** Start of SOURCE MATERIAL **

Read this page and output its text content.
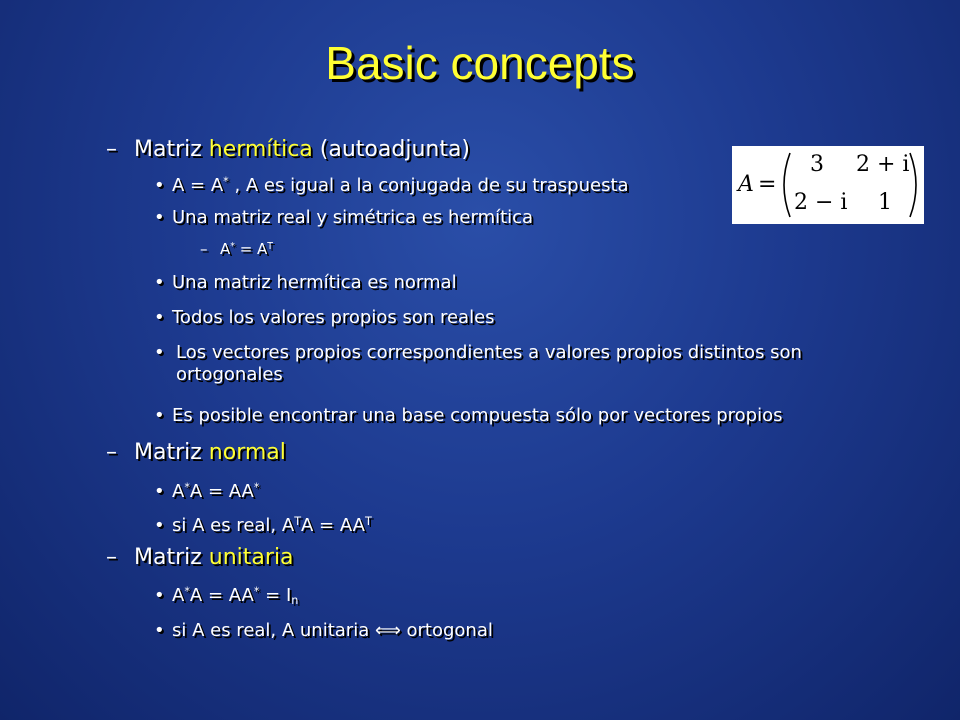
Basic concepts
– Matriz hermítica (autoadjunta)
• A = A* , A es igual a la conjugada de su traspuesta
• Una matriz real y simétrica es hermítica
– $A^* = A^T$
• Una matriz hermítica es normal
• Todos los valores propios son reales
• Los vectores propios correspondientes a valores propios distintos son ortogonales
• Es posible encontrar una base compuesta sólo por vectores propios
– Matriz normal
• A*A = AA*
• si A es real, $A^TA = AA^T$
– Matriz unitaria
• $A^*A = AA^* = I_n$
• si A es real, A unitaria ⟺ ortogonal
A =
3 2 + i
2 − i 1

** End of SOURCE MATERIAL **

» GIVEN TASK:
Repeat everything in the records precisely. Images are excluded from the copy.

» RESULT:
Read this page and output its text content.
Basic concepts
– Matriz hermítica (autoadjunta)
• A = A* , A es igual a la conjugada de su traspuesta
• Una matriz real y simétrica es hermítica
– $A^* = A^T$
• Una matriz hermítica es normal
• Todos los valores propios son reales
• Los vectores propios correspondientes a valores propios distintos son ortogonales
• Es posible encontrar una base compuesta sólo por vectores propios
– Matriz normal
• A*A = AA*
• si A es real, $A^TA = AA^T$
– Matriz unitaria
• $A^*A = AA^* = I_n$
• si A es real, A unitaria ⟺ ortogonal
A =
3 2 + i
2 − i 1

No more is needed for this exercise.